▶ _Exercise details_:
Of all the lines in the material, how many include the word "left"? Give only the number.

▶ _Records for the exercise_:
____________________

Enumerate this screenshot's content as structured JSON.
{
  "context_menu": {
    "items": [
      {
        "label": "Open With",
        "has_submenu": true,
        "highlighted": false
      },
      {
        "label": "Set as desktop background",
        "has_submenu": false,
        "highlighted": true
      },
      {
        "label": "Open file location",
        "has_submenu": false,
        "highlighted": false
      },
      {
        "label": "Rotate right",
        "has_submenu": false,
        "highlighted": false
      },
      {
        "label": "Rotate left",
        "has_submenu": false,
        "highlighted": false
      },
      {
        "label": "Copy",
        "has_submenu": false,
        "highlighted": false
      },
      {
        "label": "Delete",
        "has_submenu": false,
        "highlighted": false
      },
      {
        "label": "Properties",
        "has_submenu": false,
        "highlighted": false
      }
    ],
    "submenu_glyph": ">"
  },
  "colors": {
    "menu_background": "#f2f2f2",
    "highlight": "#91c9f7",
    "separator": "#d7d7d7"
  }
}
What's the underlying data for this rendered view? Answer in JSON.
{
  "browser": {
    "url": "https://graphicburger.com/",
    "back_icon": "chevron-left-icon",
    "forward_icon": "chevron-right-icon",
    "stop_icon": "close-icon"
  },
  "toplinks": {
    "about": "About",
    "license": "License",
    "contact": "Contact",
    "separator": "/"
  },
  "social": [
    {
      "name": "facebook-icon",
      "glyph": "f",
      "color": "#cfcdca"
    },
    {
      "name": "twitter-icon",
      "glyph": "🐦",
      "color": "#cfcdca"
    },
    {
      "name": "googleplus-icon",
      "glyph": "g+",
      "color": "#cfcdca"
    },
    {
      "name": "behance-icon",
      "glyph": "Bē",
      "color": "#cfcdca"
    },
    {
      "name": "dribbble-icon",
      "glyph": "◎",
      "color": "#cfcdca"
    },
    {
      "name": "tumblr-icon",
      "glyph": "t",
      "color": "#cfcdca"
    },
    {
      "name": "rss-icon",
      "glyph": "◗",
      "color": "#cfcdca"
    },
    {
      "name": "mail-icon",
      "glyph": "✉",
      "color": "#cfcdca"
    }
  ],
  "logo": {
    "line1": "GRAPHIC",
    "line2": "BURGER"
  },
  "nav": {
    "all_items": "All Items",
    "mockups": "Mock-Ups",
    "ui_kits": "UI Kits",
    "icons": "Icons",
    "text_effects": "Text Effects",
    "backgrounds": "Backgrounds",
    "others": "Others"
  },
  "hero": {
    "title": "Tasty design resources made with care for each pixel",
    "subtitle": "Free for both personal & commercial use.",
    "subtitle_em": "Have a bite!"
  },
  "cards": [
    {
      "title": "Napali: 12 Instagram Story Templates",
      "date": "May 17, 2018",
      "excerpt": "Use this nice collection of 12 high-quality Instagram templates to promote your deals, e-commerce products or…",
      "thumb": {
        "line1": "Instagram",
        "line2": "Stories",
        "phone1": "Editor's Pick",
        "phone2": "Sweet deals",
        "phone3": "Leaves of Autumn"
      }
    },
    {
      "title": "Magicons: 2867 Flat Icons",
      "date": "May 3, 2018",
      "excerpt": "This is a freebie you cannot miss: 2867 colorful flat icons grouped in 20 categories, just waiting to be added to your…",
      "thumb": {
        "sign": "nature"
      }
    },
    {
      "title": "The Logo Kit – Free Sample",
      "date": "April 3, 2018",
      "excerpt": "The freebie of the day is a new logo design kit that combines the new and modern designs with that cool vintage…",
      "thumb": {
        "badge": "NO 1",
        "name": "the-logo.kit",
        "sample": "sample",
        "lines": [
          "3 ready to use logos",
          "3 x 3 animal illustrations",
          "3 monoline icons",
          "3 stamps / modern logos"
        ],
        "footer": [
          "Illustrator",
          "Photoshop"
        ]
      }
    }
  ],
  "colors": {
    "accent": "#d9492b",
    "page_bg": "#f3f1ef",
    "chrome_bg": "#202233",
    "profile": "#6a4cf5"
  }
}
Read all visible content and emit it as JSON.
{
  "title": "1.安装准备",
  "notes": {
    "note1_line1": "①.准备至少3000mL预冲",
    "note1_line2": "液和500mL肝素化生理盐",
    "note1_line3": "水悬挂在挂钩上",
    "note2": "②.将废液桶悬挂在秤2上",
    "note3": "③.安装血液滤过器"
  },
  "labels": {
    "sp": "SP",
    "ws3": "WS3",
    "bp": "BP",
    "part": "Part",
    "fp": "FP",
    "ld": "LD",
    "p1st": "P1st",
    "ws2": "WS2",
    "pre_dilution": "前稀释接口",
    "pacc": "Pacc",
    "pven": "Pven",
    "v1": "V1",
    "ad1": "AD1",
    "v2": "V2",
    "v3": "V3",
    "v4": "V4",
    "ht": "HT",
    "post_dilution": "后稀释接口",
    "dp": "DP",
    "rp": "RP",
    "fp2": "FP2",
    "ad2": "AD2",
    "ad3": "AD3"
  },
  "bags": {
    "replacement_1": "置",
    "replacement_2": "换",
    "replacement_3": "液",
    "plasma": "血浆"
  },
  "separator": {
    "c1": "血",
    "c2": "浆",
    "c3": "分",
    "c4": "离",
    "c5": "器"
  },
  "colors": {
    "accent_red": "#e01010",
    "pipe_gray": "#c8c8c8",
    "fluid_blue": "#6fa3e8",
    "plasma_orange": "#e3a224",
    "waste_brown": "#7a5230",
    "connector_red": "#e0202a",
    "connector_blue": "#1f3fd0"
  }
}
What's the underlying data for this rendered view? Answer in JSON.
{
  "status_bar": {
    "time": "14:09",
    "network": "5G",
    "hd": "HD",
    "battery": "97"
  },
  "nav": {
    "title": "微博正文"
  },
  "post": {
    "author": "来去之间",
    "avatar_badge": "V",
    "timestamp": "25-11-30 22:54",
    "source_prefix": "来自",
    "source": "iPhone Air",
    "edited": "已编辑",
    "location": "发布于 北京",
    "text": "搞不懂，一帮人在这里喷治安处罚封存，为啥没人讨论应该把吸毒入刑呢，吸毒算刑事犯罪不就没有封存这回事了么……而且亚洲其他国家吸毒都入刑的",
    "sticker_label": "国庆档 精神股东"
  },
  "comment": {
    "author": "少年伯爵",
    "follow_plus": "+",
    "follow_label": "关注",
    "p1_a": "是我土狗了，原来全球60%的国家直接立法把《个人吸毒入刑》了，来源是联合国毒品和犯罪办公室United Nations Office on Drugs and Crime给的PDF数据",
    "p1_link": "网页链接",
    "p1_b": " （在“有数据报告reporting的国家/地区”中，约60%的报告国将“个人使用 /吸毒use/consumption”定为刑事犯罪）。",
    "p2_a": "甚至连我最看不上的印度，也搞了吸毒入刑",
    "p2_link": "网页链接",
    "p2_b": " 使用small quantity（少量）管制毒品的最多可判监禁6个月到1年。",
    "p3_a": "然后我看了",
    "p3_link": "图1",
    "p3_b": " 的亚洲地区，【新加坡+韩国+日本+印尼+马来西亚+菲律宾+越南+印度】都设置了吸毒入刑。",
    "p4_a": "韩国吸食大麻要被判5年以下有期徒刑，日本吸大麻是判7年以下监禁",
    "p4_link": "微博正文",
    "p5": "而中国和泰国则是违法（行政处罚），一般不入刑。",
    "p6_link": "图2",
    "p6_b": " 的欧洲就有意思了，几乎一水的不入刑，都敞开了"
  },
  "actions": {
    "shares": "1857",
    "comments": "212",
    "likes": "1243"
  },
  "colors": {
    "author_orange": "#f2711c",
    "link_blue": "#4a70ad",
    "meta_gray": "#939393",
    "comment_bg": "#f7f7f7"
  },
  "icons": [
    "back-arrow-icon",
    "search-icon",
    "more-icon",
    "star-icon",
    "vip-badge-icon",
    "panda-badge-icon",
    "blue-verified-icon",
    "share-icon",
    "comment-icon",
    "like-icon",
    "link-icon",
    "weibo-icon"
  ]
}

____________________

▶ _Correct response_:
2